- Opening Delimiter -
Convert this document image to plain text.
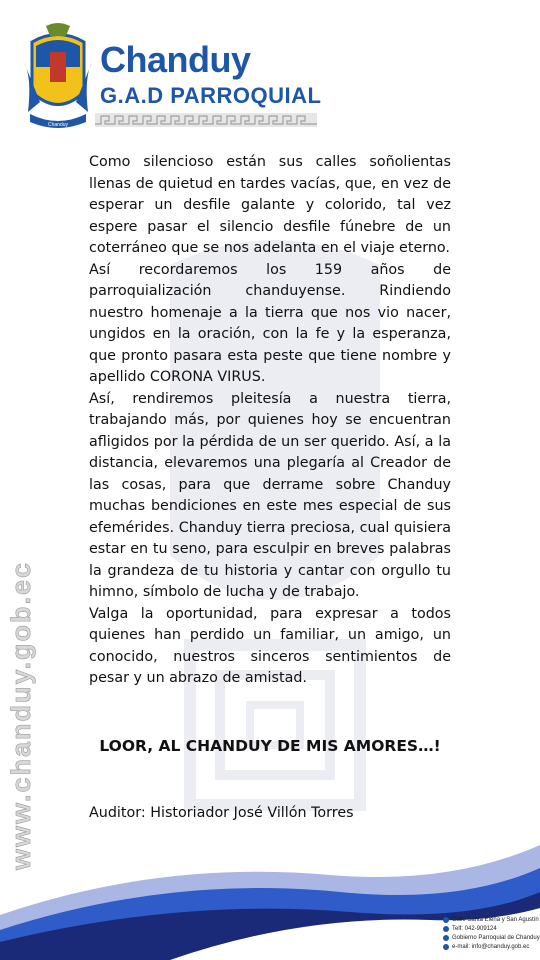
Chanduy
Chanduy
G.A.D PARROQUIAL
www.chanduy.gob.ec

Como silencioso están sus calles soñolientas llenas de quietud en tardes vacías, que, en vez de esperar un desfile galante y colorido, tal vez espere pasar el silencio desfile fúnebre de un coterráneo que se nos adelanta en el viaje eterno.

Así recordaremos los 159 años de parroquialización chanduyense. Rindiendo nuestro homenaje a la tierra que nos vio nacer, ungidos en la oración, con la fe y la esperanza, que pronto pasara esta peste que tiene nombre y apellido CORONA VIRUS.

Así, rendiremos pleitesía a nuestra tierra, trabajando más, por quienes hoy se encuentran afligidos por la pérdida de un ser querido. Así, a la distancia, elevaremos una plegaría al Creador de las cosas, para que derrame sobre Chanduy muchas bendiciones en este mes especial de sus efemérides. Chanduy tierra preciosa, cual quisiera estar en tu seno, para esculpir en breves palabras la grandeza de tu historia y cantar con orgullo tu himno, símbolo de lucha y de trabajo.

Valga la oportunidad, para expresar a todos quienes han perdido un familiar, un amigo, un conocido, nuestros sinceros sentimientos de pesar y un abrazo de amistad.

LOOR, AL CHANDUY DE MIS AMORES…!
Auditor: Historiador José Villón Torres
Calle Santa Elena y San Agustín
Telf: 042-909124
Gobierno Parroquial de Chanduy
e-mail: info@chanduy.gob.ec
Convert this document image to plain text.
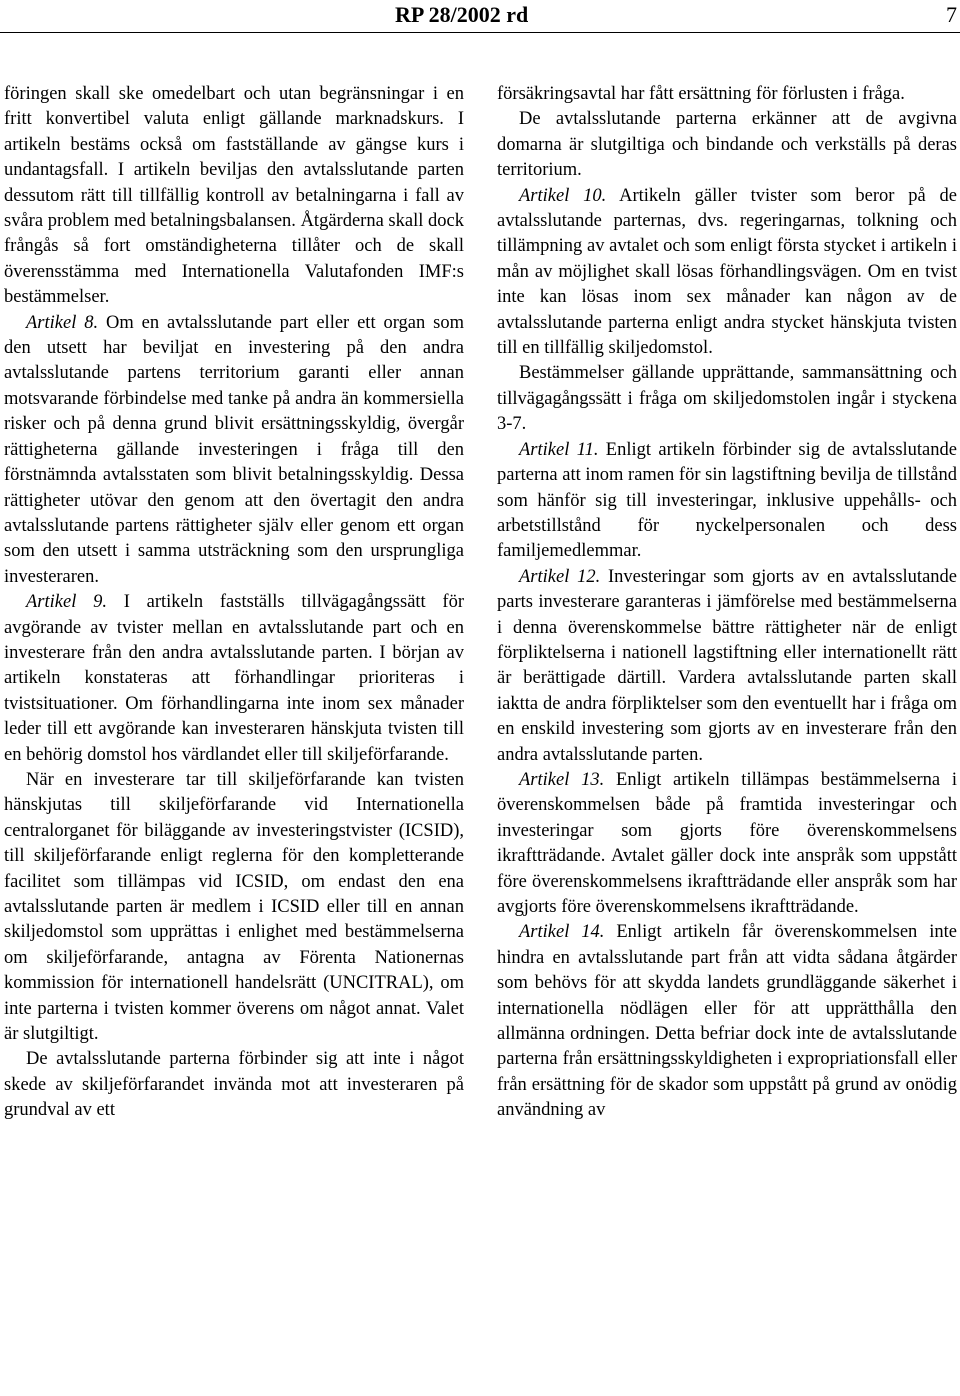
RP 28/2002 rd	7

föringen skall ske omedelbart och utan begränsningar i en fritt konvertibel valuta enligt gällande marknadskurs. I artikeln bestäms också om fastställande av gängse kurs i undantagsfall. I artikeln beviljas den avtalsslutande parten dessutom rätt till tillfällig kontroll av betalningarna i fall av svåra problem med betalningsbalansen. Åtgärderna skall dock frångås så fort omständigheterna tillåter och de skall överensstämma med Internationella Valutafonden IMF:s bestämmelser.

Artikel 8. Om en avtalsslutande part eller ett organ som den utsett har beviljat en investering på den andra avtalsslutande partens territorium garanti eller annan motsvarande förbindelse med tanke på andra än kommersiella risker och på denna grund blivit ersättningsskyldig, övergår rättigheterna gällande investeringen i fråga till den förstnämnda avtalsstaten som blivit betalningsskyldig. Dessa rättigheter utövar den genom att den övertagit den andra avtalsslutande partens rättigheter själv eller genom ett organ som den utsett i samma utsträckning som den ursprungliga investeraren.

Artikel 9. I artikeln fastställs tillvägagångssätt för avgörande av tvister mellan en avtalsslutande part och en investerare från den andra avtalsslutande parten. I början av artikeln konstateras att förhandlingar prioriteras i tvistsituationer. Om förhandlingarna inte inom sex månader leder till ett avgörande kan investeraren hänskjuta tvisten till en behörig domstol hos värdlandet eller till skiljeförfarande.

När en investerare tar till skiljeförfarande kan tvisten hänskjutas till skiljeförfarande vid Internationella centralorganet för biläggande av investeringstvister (ICSID), till skiljeförfarande enligt reglerna för den kompletterande facilitet som tillämpas vid ICSID, om endast den ena avtalsslutande parten är medlem i ICSID eller till en annan skiljedomstol som upprättas i enlighet med bestämmelserna om skiljeförfarande, antagna av Förenta Nationernas kommission för internationell handelsrätt (UNCITRAL), om inte parterna i tvisten kommer överens om något annat. Valet är slutgiltigt.

De avtalsslutande parterna förbinder sig att inte i något skede av skiljeförfarandet invända mot att investeraren på grundval av ett

försäkringsavtal har fått ersättning för förlusten i fråga.

De avtalsslutande parterna erkänner att de avgivna domarna är slutgiltiga och bindande och verkställs på deras territorium.

Artikel 10. Artikeln gäller tvister som beror på de avtalsslutande parternas, dvs. regeringarnas, tolkning och tillämpning av avtalet och som enligt första stycket i artikeln i mån av möjlighet skall lösas förhandlingsvägen. Om en tvist inte kan lösas inom sex månader kan någon av de avtalsslutande parterna enligt andra stycket hänskjuta tvisten till en tillfällig skiljedomstol.

Bestämmelser gällande upprättande, sammansättning och tillvägagångssätt i fråga om skiljedomstolen ingår i styckena 3-7.

Artikel 11. Enligt artikeln förbinder sig de avtalsslutande parterna att inom ramen för sin lagstiftning bevilja de tillstånd som hänför sig till investeringar, inklusive uppehålls- och arbetstillstånd för nyckelpersonalen och dess familjemedlemmar.

Artikel 12. Investeringar som gjorts av en avtalsslutande parts investerare garanteras i jämförelse med bestämmelserna i denna överenskommelse bättre rättigheter när de enligt förpliktelserna i nationell lagstiftning eller internationellt rätt är berättigade därtill. Vardera avtalsslutande parten skall iaktta de andra förpliktelser som den eventuellt har i fråga om en enskild investering som gjorts av en investerare från den andra avtalsslutande parten.

Artikel 13. Enligt artikeln tillämpas bestämmelserna i överenskommelsen både på framtida investeringar och investeringar som gjorts före överenskommelsens ikraftträdande. Avtalet gäller dock inte anspråk som uppstått före överenskommelsens ikraftträdande eller anspråk som har avgjorts före överenskommelsens ikraftträdande.

Artikel 14. Enligt artikeln får överenskommelsen inte hindra en avtalsslutande part från att vidta sådana åtgärder som behövs för att skydda landets grundläggande säkerhet i internationella nödlägen eller för att upprätthålla den allmänna ordningen. Detta befriar dock inte de avtalsslutande parterna från ersättningsskyldigheten i expropriationsfall eller från ersättning för de skador som uppstått på grund av onödig användning av
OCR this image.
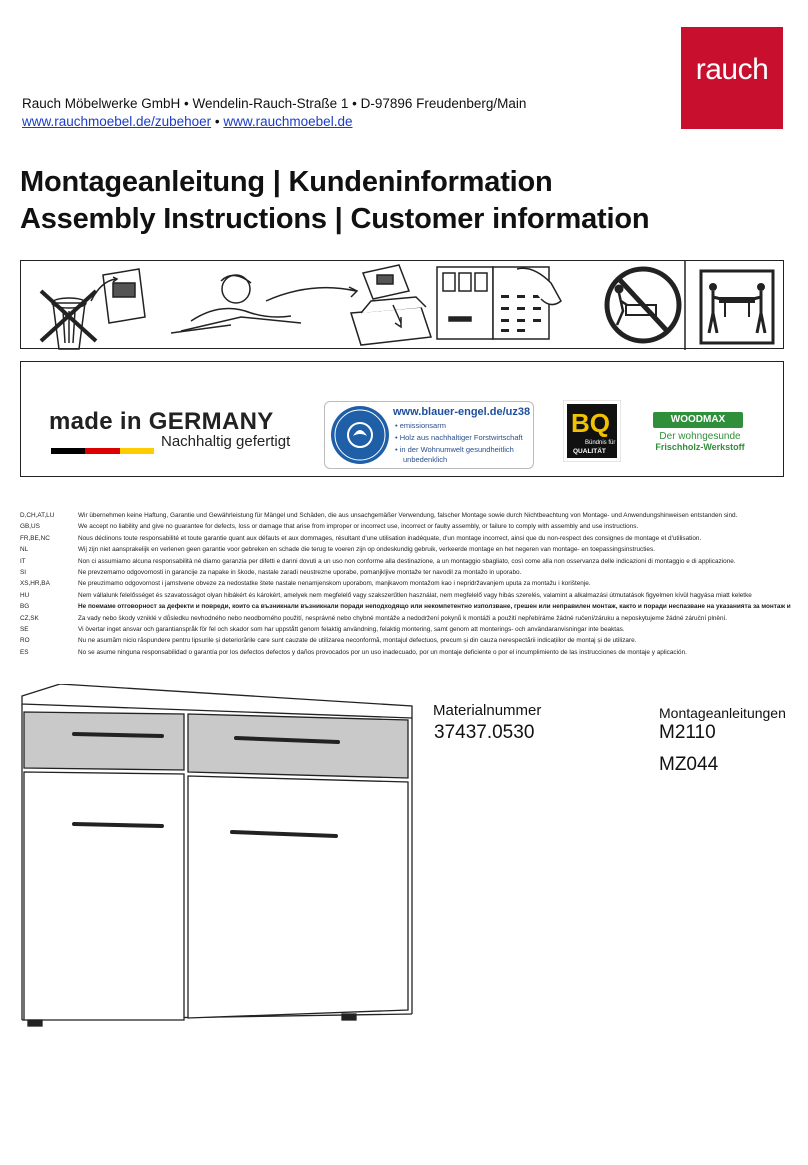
rauch
Rauch Möbelwerke GmbH • Wendelin-Rauch-Straße 1 • D-97896 Freudenberg/Main
www.rauchmoebel.de/zubehoer • www.rauchmoebel.de
Montageanleitung | Kundeninformation
Assembly Instructions | Customer information
made in GERMANY
Nachhaltig gefertigt
www.blauer-engel.de/uz38
• emissionsarm
• Holz aus nachhaltiger Forstwirtschaft
• in der Wohnumwelt gesundheitlich
unbedenklich
BQ
Bündnis für
QUALITÄT
WOODMAX
Der wohngesunde
Frischholz-Werkstoff
D,CH,AT,LU	Wir übernehmen keine Haftung, Garantie und Gewährleistung für Mängel und Schäden, die aus unsachgemäßer Verwendung, falscher Montage sowie durch Nichtbeachtung von Montage- und Anwendungshinweisen entstanden sind.
GB,US	We accept no liability and give no guarantee for defects, loss or damage that arise from improper or incorrect use, incorrect or faulty assembly, or failure to comply with assembly and use instructions.
FR,BE,NC	Nous déclinons toute responsabilité et toute garantie quant aux défauts et aux dommages, résultant d'une utilisation inadéquate, d'un montage incorrect, ainsi que du non-respect des consignes de montage et d'utilisation.
NL	Wij zijn niet aansprakelijk en verlenen geen garantie voor gebreken en schade die terug te voeren zijn op ondeskundig gebruik, verkeerde montage en het negeren van montage- en toepassingsinstructies.
IT	Non ci assumiamo alcuna responsabilità né diamo garanzia per difetti e danni dovuti a un uso non conforme alla destinazione, a un montaggio sbagliato, così come alla non osservanza delle indicazioni di montaggio e di applicazione.
SI	Ne prevzemamo odgovornosti in garancije za napake in škode, nastale zaradi neustrezne uporabe, pomanjkljive montaže ter navodil za montažo in uporabo.
XS,HR,BA	Ne preuzimamo odgovornost i jamstvene obveze za nedostatke štete nastale nenamjenskom uporabom, manjkavom montažom kao i nepridržavanjem uputa za montažu i korištenje.
HU	Nem vállalunk felelősséget és szavatosságot olyan hibákért és károkért, amelyek nem megfelelő vagy szakszerűtlen használat, nem megfelelő vagy hibás szerelés, valamint a alkalmazási útmutatások figyelmen kívül hagyása miatt keletke
BG	Не поемаме отговорност за дефекти и повреди, които са възникнали възникнали поради неподходящо или некомпетентно използване, грешен или неправилен монтаж, както и поради неспазване на указанията за монтаж и
CZ,SK	Za vady nebo škody vzniklé v důsledku nevhodného nebo neodborného použití, nesprávné nebo chybné montáže a nedodržení pokynů k montáži a použití nepřebíráme žádné ručení/záruku a neposkytujeme žádné záruční plnění.
SE	Vi övertar inget ansvar och garantianspråk för fel och skador som har uppstått genom felaktig användning, felaktig montering, samt genom att monterings- och användaranvisningar inte beaktas.
RO	Nu ne asumăm nicio răspundere pentru lipsurile și deteriorările care sunt cauzate de utilizarea neconformă, montajul defectuos, precum și din cauza nerespectării indicațiilor de montaj și de utilizare.
ES	No se asume ninguna responsabilidad o garantía por los defectos defectos y daños provocados por un uso inadecuado, por un montaje deficiente o por el incumplimiento de las instrucciones de montaje y aplicación.
Materialnummer
37437.0530
Montageanleitungen
M2110
MZ044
- Closing Delimiter -
● What is being asked:
Each line of the listing that contains the word "incorrect" must be copied.

● Task output:
GB,US	We accept no liability and give no guarantee for defects, loss or damage that arise from improper or incorrect use, incorrect or faulty assembly, or failure to comply with assembly and use instructions.
FR,BE,NC	Nous déclinons toute responsabilité et toute garantie quant aux défauts et aux dommages, résultant d'une utilisation inadéquate, d'un montage incorrect, ainsi que du non-respect des consignes de montage et d'utilisation.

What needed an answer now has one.